* Exercise instructions
From the listing below, extract every line containing "record".

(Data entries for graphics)
•••
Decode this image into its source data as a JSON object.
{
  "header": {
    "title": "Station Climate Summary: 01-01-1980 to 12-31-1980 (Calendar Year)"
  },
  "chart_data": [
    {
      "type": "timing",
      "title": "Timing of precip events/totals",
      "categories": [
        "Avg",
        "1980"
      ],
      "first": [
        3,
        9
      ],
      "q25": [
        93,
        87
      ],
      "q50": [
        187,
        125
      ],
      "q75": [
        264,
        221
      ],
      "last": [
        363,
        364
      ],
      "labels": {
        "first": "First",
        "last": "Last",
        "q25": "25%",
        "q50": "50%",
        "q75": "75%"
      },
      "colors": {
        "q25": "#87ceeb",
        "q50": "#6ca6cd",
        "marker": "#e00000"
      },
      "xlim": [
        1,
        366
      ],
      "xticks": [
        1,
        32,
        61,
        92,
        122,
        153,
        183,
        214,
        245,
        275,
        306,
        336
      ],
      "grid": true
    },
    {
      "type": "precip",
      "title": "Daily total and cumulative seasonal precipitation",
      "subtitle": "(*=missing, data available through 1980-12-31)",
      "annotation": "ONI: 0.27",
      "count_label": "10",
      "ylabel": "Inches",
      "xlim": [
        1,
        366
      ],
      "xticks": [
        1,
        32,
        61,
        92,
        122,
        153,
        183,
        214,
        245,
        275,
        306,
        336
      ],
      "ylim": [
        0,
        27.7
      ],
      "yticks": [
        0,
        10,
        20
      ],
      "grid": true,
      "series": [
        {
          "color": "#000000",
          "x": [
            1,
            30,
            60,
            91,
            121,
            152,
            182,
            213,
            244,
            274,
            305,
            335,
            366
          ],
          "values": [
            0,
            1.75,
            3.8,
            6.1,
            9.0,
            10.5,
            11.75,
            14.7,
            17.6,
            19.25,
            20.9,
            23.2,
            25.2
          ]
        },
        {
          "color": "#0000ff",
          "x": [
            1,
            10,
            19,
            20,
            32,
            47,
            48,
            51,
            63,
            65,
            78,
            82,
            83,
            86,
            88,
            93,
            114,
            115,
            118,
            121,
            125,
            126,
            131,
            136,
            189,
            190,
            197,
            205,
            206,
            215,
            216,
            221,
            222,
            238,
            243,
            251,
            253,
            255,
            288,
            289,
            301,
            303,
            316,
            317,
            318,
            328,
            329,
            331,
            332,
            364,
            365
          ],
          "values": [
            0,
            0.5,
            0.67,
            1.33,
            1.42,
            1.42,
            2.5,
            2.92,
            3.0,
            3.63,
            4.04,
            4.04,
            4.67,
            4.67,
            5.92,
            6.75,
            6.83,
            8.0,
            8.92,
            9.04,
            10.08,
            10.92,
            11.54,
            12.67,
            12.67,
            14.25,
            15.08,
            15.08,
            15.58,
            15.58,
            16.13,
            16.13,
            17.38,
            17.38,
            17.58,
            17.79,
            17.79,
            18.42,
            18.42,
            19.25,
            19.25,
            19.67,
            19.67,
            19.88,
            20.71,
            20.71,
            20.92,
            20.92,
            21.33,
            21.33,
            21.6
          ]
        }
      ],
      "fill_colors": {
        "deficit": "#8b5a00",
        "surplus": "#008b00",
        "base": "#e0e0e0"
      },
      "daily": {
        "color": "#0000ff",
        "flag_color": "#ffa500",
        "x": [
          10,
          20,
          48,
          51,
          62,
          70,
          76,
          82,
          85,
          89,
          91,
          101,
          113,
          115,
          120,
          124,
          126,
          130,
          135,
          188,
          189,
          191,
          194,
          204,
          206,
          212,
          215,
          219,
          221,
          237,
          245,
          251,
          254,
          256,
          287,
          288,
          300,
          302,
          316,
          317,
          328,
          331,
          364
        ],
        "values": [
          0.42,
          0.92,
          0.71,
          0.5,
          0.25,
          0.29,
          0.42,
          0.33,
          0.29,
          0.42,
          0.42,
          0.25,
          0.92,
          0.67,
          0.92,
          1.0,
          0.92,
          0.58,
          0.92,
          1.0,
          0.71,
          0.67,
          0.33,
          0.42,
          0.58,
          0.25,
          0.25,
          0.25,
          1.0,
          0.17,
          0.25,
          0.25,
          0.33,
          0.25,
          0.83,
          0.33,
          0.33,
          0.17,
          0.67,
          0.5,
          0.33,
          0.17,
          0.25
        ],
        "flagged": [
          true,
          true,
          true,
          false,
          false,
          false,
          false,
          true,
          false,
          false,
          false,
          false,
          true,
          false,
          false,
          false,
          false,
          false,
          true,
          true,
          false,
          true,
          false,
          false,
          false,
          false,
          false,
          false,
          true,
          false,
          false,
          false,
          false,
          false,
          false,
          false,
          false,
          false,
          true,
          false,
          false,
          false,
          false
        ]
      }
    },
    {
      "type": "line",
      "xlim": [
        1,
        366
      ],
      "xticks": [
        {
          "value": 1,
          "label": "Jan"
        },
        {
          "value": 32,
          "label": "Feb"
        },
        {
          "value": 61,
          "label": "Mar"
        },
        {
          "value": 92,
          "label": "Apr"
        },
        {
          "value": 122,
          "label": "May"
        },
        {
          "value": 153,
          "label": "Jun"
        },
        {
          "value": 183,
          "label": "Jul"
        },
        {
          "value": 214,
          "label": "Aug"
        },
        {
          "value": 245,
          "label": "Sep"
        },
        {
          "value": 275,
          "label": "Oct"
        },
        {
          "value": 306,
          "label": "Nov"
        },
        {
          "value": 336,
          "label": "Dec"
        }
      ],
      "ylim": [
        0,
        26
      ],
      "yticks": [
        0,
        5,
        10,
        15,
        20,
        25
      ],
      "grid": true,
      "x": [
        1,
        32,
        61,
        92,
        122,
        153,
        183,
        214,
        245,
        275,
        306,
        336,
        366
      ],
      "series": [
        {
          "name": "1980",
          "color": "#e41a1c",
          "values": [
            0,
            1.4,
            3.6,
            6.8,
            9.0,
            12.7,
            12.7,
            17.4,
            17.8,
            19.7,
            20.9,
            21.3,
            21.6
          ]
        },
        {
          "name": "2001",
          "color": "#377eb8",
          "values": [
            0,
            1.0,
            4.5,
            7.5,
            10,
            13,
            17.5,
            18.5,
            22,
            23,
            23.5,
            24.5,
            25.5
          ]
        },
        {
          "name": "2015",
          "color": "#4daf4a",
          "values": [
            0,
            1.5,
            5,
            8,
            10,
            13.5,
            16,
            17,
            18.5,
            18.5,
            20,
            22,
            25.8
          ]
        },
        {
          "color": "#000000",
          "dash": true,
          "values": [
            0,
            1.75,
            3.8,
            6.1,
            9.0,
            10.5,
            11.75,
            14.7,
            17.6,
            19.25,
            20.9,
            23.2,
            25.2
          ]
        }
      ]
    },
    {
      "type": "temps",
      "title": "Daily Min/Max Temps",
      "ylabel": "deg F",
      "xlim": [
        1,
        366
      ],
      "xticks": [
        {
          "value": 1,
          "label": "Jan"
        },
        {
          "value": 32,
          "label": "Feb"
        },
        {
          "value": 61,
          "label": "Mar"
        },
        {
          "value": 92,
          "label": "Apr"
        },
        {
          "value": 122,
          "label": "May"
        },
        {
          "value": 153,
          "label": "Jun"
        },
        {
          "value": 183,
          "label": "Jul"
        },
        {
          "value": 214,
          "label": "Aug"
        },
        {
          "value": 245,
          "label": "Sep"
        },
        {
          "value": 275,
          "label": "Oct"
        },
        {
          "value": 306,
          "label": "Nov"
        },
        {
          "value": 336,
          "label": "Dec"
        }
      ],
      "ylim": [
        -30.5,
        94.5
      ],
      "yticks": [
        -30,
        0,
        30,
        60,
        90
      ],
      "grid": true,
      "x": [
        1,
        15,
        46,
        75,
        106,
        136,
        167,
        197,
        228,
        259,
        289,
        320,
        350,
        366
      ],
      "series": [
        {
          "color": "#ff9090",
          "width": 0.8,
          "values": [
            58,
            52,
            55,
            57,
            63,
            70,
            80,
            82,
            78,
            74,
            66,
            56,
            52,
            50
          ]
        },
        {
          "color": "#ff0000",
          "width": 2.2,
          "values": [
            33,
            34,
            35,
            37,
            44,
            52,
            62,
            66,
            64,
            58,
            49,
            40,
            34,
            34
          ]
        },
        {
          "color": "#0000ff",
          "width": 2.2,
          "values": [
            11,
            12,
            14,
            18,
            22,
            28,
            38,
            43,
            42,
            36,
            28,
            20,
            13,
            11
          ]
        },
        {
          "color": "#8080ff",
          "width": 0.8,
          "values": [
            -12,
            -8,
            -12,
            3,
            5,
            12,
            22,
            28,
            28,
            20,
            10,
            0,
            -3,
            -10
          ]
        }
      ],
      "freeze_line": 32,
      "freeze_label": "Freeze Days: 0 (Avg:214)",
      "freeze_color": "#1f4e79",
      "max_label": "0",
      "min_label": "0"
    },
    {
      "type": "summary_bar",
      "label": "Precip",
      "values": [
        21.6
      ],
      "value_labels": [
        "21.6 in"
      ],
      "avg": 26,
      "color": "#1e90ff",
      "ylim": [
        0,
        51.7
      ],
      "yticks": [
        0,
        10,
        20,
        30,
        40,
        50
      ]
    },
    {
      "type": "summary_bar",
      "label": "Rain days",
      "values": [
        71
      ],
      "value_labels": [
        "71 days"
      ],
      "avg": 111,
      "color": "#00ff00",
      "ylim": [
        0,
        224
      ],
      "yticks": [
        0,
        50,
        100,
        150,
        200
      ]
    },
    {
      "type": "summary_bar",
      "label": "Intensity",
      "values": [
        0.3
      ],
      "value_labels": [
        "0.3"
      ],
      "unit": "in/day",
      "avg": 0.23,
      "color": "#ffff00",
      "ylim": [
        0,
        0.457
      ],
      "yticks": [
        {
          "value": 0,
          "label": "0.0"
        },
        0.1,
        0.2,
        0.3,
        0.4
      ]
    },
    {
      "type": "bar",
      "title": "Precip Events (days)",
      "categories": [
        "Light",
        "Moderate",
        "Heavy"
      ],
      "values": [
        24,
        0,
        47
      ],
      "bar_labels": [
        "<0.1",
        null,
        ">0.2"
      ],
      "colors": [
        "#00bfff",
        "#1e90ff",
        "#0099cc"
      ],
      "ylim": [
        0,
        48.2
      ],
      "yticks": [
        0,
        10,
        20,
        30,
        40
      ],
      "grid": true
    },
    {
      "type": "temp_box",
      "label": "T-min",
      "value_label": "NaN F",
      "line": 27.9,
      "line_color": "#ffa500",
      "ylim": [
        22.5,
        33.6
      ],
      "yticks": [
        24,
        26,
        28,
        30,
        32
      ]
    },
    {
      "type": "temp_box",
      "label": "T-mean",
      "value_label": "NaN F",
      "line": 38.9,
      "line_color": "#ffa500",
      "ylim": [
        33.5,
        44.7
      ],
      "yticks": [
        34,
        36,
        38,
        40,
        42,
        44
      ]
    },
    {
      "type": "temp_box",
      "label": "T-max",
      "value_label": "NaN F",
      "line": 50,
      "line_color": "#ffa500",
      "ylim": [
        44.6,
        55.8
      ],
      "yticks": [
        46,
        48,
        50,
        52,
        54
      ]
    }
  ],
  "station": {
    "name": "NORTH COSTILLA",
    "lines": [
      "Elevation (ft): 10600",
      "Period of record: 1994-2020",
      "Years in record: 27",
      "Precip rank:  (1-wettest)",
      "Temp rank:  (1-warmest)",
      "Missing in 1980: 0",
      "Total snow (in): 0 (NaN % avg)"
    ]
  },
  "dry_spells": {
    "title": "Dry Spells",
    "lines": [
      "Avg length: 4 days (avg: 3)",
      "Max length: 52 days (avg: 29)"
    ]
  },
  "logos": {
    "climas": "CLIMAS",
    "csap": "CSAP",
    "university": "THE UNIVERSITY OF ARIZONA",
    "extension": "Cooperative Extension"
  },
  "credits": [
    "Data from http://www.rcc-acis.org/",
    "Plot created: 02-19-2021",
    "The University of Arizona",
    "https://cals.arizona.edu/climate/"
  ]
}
•••
* Response below
      "Period of record: 1994-2020",
      "Years in record: 27",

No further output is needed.